Task objective:
Quote the listing below word for word, everything from its first line down to the line containing "circle-icon: [77, 81, 94, 99]", with both ends included.

>> Start Data extract

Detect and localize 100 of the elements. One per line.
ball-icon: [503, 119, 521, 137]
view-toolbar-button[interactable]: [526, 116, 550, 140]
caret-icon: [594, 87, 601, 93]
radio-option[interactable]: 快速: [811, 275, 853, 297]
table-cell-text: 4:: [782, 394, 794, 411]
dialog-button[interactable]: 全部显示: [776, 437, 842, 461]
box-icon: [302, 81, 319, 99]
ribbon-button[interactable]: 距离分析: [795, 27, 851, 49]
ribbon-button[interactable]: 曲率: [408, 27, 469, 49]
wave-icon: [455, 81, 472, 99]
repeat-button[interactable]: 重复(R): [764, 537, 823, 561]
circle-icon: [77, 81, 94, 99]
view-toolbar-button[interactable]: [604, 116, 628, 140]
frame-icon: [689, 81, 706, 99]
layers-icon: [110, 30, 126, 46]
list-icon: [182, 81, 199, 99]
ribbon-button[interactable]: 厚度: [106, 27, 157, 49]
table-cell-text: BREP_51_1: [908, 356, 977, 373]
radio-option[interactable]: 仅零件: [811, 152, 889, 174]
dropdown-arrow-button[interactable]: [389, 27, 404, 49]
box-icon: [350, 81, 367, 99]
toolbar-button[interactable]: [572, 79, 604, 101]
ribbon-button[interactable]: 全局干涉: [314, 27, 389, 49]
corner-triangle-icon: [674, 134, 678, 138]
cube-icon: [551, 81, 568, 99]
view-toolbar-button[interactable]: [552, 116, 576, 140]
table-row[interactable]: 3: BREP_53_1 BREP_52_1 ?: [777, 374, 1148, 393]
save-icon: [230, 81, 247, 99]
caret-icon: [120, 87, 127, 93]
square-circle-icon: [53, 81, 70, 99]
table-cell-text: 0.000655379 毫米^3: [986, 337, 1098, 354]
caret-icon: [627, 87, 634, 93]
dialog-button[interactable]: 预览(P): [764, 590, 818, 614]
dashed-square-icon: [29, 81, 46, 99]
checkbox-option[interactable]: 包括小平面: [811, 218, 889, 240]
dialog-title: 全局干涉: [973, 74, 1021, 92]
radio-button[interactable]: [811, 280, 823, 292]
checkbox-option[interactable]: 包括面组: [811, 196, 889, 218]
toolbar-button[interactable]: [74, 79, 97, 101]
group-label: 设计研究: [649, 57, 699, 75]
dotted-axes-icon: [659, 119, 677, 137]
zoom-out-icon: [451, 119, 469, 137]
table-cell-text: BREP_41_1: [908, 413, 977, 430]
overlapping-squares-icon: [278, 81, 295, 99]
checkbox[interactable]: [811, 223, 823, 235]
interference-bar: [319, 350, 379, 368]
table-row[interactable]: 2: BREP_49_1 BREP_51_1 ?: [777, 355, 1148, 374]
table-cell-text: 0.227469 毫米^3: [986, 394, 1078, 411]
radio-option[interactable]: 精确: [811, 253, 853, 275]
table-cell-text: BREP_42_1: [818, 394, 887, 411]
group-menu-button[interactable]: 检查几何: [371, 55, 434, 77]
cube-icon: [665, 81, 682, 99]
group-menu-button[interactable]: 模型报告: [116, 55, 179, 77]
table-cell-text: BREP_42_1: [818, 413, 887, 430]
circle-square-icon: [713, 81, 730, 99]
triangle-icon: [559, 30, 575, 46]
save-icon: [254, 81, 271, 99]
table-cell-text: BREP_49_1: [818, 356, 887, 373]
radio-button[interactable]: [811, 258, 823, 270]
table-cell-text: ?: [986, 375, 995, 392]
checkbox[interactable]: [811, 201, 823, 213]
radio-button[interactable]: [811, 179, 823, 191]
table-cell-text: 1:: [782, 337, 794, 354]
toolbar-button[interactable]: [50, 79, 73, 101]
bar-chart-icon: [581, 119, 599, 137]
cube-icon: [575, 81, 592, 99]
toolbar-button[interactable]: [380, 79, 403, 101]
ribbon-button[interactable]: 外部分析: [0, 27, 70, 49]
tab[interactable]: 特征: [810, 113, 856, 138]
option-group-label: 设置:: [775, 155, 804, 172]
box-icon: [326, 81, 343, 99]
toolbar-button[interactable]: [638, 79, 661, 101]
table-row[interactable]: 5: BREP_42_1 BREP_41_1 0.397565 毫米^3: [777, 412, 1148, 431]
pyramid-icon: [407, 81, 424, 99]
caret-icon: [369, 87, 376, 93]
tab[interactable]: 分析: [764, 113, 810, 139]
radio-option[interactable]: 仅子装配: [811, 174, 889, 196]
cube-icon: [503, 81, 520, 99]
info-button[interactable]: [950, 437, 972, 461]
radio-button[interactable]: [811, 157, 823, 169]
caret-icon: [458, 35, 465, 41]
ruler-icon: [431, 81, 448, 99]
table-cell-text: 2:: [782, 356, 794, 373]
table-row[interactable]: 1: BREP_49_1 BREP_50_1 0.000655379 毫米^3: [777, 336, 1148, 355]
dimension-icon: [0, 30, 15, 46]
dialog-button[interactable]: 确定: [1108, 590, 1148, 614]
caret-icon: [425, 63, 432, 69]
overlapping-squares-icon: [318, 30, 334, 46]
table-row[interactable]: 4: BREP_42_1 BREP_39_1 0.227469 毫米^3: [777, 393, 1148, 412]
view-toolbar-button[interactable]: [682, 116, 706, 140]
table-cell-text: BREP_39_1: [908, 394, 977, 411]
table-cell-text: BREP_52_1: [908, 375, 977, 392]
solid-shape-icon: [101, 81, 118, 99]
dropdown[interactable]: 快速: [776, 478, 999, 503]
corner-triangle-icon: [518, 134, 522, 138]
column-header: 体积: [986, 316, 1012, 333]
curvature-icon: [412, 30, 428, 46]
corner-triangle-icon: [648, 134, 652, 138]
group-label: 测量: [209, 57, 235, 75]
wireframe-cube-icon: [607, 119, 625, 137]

>> End Data extract

Exercise result:
Detect and localize 100 of the elements. One per line.
ball-icon: [503, 119, 521, 137]
view-toolbar-button[interactable]: [526, 116, 550, 140]
caret-icon: [594, 87, 601, 93]
radio-option[interactable]: 快速: [811, 275, 853, 297]
table-cell-text: 4:: [782, 394, 794, 411]
dialog-button[interactable]: 全部显示: [776, 437, 842, 461]
box-icon: [302, 81, 319, 99]
ribbon-button[interactable]: 距离分析: [795, 27, 851, 49]
ribbon-button[interactable]: 曲率: [408, 27, 469, 49]
wave-icon: [455, 81, 472, 99]
repeat-button[interactable]: 重复(R): [764, 537, 823, 561]
circle-icon: [77, 81, 94, 99]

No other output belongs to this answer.